▸ Description of the task: Scan the lines and state how many carry "meetings". Leave out everything but the number.

▸ Stored rows:
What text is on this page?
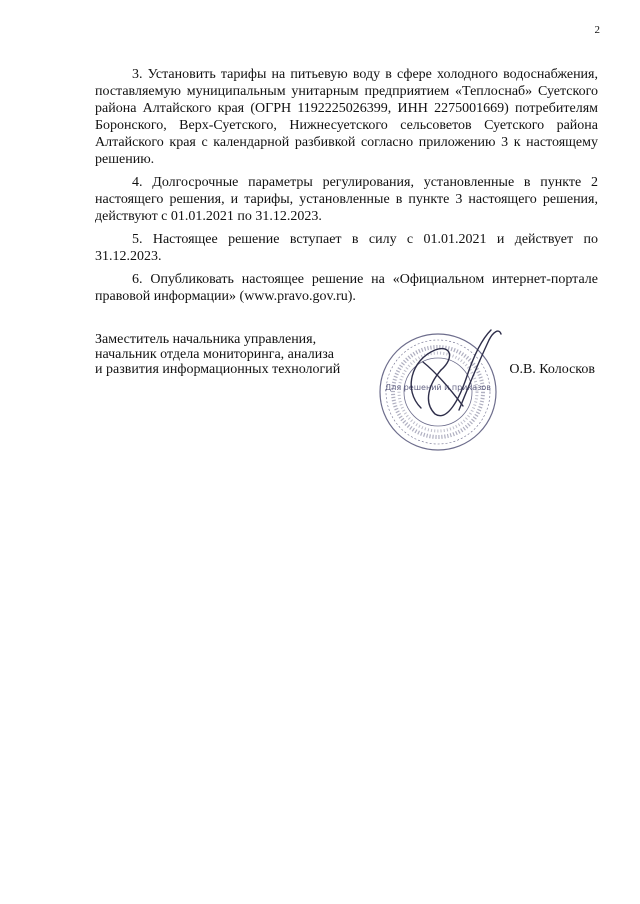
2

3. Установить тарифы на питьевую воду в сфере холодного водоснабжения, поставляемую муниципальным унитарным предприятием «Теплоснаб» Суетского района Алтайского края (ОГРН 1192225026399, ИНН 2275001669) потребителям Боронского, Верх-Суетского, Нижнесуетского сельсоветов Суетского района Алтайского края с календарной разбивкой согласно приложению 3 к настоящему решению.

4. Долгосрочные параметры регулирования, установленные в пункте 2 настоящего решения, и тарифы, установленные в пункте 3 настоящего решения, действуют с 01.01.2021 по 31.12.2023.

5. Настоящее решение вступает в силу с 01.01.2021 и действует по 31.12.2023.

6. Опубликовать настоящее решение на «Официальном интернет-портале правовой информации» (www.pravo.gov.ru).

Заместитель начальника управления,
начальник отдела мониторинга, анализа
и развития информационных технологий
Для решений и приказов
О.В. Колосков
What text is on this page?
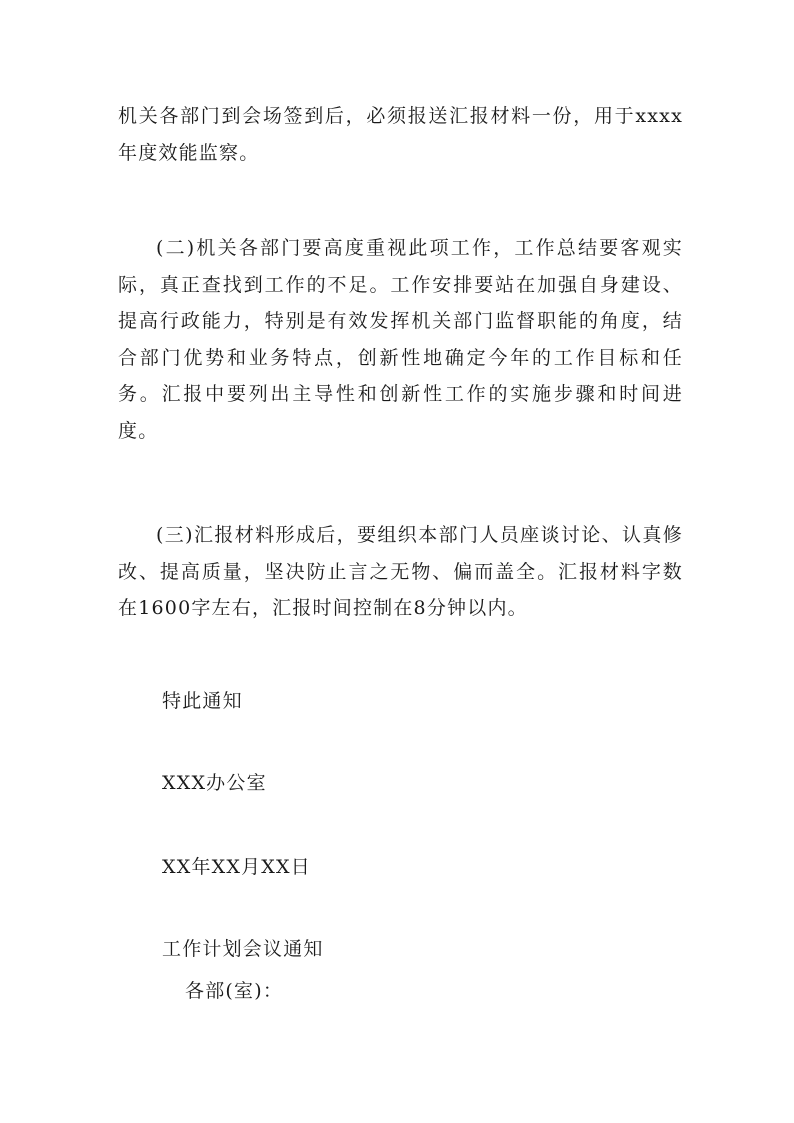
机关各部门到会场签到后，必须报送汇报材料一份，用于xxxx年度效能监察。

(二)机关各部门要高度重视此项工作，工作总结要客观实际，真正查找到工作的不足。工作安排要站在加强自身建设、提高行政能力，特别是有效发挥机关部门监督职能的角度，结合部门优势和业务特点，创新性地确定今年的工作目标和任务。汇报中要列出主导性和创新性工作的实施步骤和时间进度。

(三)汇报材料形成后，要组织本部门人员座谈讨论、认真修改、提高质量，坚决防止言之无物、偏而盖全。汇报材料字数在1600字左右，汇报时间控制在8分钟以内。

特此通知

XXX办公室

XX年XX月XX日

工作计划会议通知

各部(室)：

==

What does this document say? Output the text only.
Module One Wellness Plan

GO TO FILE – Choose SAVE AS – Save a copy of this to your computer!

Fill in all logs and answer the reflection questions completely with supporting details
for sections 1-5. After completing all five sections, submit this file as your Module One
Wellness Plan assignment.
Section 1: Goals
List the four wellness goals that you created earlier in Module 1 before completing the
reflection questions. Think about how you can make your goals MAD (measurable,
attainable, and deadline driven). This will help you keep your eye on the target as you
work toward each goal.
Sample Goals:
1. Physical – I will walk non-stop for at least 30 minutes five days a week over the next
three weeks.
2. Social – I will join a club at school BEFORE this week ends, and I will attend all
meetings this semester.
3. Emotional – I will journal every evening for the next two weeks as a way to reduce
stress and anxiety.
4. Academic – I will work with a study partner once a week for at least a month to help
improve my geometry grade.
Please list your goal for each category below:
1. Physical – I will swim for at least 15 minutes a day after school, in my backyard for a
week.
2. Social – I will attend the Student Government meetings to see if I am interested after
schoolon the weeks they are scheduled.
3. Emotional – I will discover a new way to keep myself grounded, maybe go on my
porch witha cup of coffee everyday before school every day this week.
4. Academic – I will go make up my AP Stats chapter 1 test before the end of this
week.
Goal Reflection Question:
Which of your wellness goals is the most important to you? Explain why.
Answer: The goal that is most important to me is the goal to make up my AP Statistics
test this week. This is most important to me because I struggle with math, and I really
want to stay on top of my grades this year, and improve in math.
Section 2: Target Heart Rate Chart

▸ Complete response: 2